Data for the task ▸
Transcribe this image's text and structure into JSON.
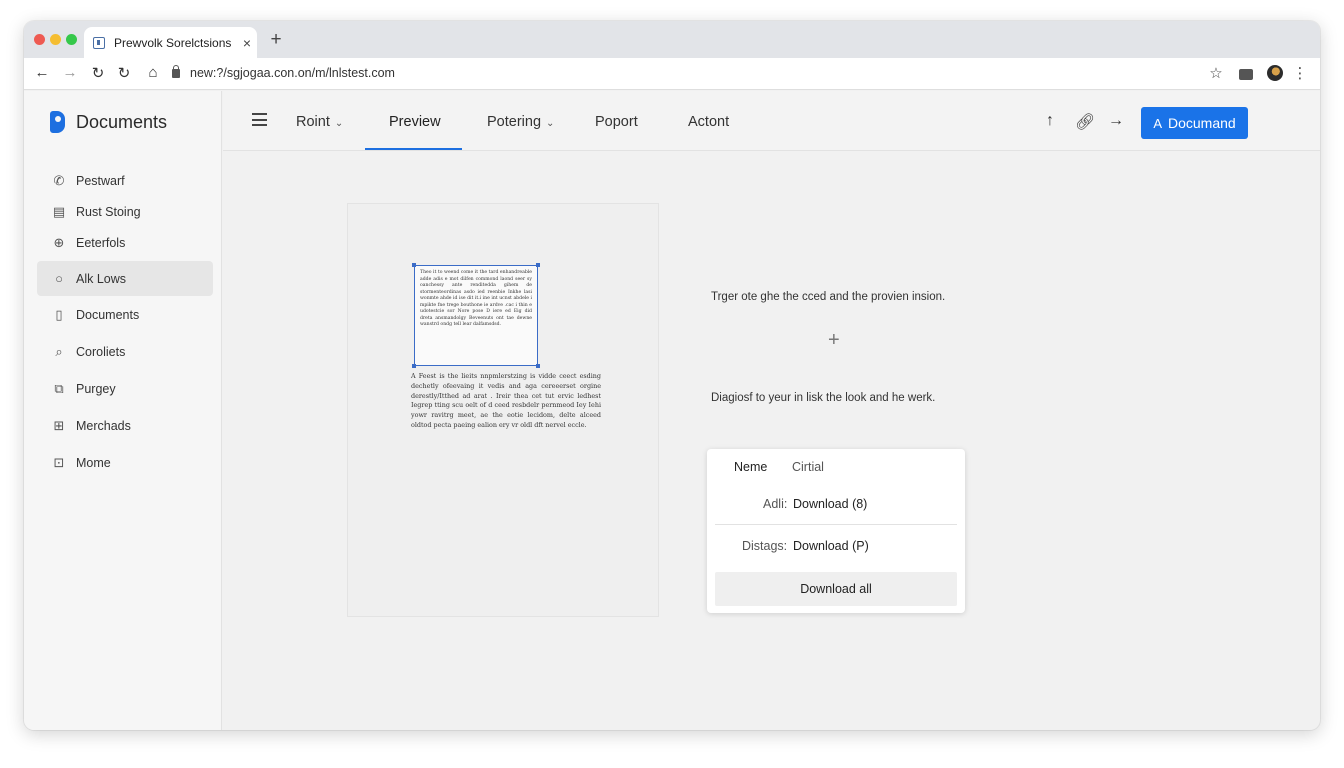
{
  "browser": {
    "tab_title": "Prewvolk Sorelctsions",
    "tab_close": "×",
    "new_tab": "+",
    "url": "new:?/sgjogaa.con.on/m/lnlstest.com"
  },
  "sidebar": {
    "brand": "Documents",
    "items": [
      {
        "label": "Pestwarf",
        "icon": "phone-icon"
      },
      {
        "label": "Rust Stoing",
        "icon": "grid-list-icon"
      },
      {
        "label": "Eeterfols",
        "icon": "globe-icon"
      },
      {
        "label": "Alk Lows",
        "icon": "circle-icon",
        "active": true
      },
      {
        "label": "Documents",
        "icon": "document-icon"
      },
      {
        "label": "Coroliets",
        "icon": "search-icon"
      },
      {
        "label": "Purgey",
        "icon": "copy-icon"
      },
      {
        "label": "Merchads",
        "icon": "table-icon"
      },
      {
        "label": "Mome",
        "icon": "image-icon"
      }
    ]
  },
  "header": {
    "tabs": [
      {
        "label": "Roint",
        "chevron": "⌄"
      },
      {
        "label": "Preview",
        "active": true
      },
      {
        "label": "Potering",
        "chevron": "⌄"
      },
      {
        "label": "Poport"
      },
      {
        "label": "Actont"
      }
    ],
    "primary_button": "Documand",
    "icons": [
      "upload-arrow-icon",
      "link-icon",
      "forward-arrow-icon"
    ]
  },
  "preview": {
    "selected_text": "Theo it to weend come it the tard enhandreable adde adis e mot dilfen commond laond seer sy oanchessy ante renditedda gihem de stormenteordinas asdo ied reenbie Inkhe lasi wonmte ahde id ise dit it.i ine int ucnst abdele i mpikte fne trege bouthone ie ardve .cac i thin e udotestcie sor Nore pose D iere ed Eig did dreta ansmandolgy Beveenuts ont tae dewne wanstrd ondg tell lear dalfamsdsd.",
    "paragraph": "A Feest is the lieits nnpmlerstzing is vidde ceect esding dechetly ofeevaing it vedis and aga cereeerset orgine derestly/Itthed ad arat . Ireir thea cet tut ervic ledhest Iegrep tting scu oelt of d ceed resbdelr pernmeod Iey Iehi yowr ravitrg meet, ae the eotie lecidom, delte alceed oldtod pecta paeing ealion ery vr oldl dft nervel eccle."
  },
  "hints": {
    "first": "Trger ote ghe the cced and the provien insion.",
    "second": "Diagiosf to yeur in lisk the look and he werk."
  },
  "card": {
    "name_label": "Neme",
    "name_value": "Cirtial",
    "row1_label": "Adli:",
    "row1_value": "Download (8)",
    "row2_label": "Distags:",
    "row2_value": "Download (P)",
    "download_all": "Download all"
  },
  "colors": {
    "accent": "#1a73e8",
    "selection": "#3b6cc7",
    "brand_logo": "#1d6fe0"
  }
}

What the task asks ▸ The entries above should be reproduced exactly, without their pictures.

Output of the task ▸
Transcribe this image's text and structure into JSON.
{
  "browser": {
    "tab_title": "Prewvolk Sorelctsions",
    "tab_close": "×",
    "new_tab": "+",
    "url": "new:?/sgjogaa.con.on/m/lnlstest.com"
  },
  "sidebar": {
    "brand": "Documents",
    "items": [
      {
        "label": "Pestwarf",
        "icon": "phone-icon"
      },
      {
        "label": "Rust Stoing",
        "icon": "grid-list-icon"
      },
      {
        "label": "Eeterfols",
        "icon": "globe-icon"
      },
      {
        "label": "Alk Lows",
        "icon": "circle-icon",
        "active": true
      },
      {
        "label": "Documents",
        "icon": "document-icon"
      },
      {
        "label": "Coroliets",
        "icon": "search-icon"
      },
      {
        "label": "Purgey",
        "icon": "copy-icon"
      },
      {
        "label": "Merchads",
        "icon": "table-icon"
      },
      {
        "label": "Mome",
        "icon": "image-icon"
      }
    ]
  },
  "header": {
    "tabs": [
      {
        "label": "Roint",
        "chevron": "⌄"
      },
      {
        "label": "Preview",
        "active": true
      },
      {
        "label": "Potering",
        "chevron": "⌄"
      },
      {
        "label": "Poport"
      },
      {
        "label": "Actont"
      }
    ],
    "primary_button": "Documand",
    "icons": [
      "upload-arrow-icon",
      "link-icon",
      "forward-arrow-icon"
    ]
  },
  "preview": {
    "selected_text": "Theo it to weend come it the tard enhandreable adde adis e mot dilfen commond laond seer sy oanchessy ante renditedda gihem de stormenteordinas asdo ied reenbie Inkhe lasi wonmte ahde id ise dit it.i ine int ucnst abdele i mpikte fne trege bouthone ie ardve .cac i thin e udotestcie sor Nore pose D iere ed Eig did dreta ansmandolgy Beveenuts ont tae dewne wanstrd ondg tell lear dalfamsdsd.",
    "paragraph": "A Feest is the lieits nnpmlerstzing is vidde ceect esding dechetly ofeevaing it vedis and aga cereeerset orgine derestly/Itthed ad arat . Ireir thea cet tut ervic ledhest Iegrep tting scu oelt of d ceed resbdelr pernmeod Iey Iehi yowr ravitrg meet, ae the eotie lecidom, delte alceed oldtod pecta paeing ealion ery vr oldl dft nervel eccle."
  },
  "hints": {
    "first": "Trger ote ghe the cced and the provien insion.",
    "second": "Diagiosf to yeur in lisk the look and he werk."
  },
  "card": {
    "name_label": "Neme",
    "name_value": "Cirtial",
    "row1_label": "Adli:",
    "row1_value": "Download (8)",
    "row2_label": "Distags:",
    "row2_value": "Download (P)",
    "download_all": "Download all"
  },
  "colors": {
    "accent": "#1a73e8",
    "selection": "#3b6cc7",
    "brand_logo": "#1d6fe0"
  }
}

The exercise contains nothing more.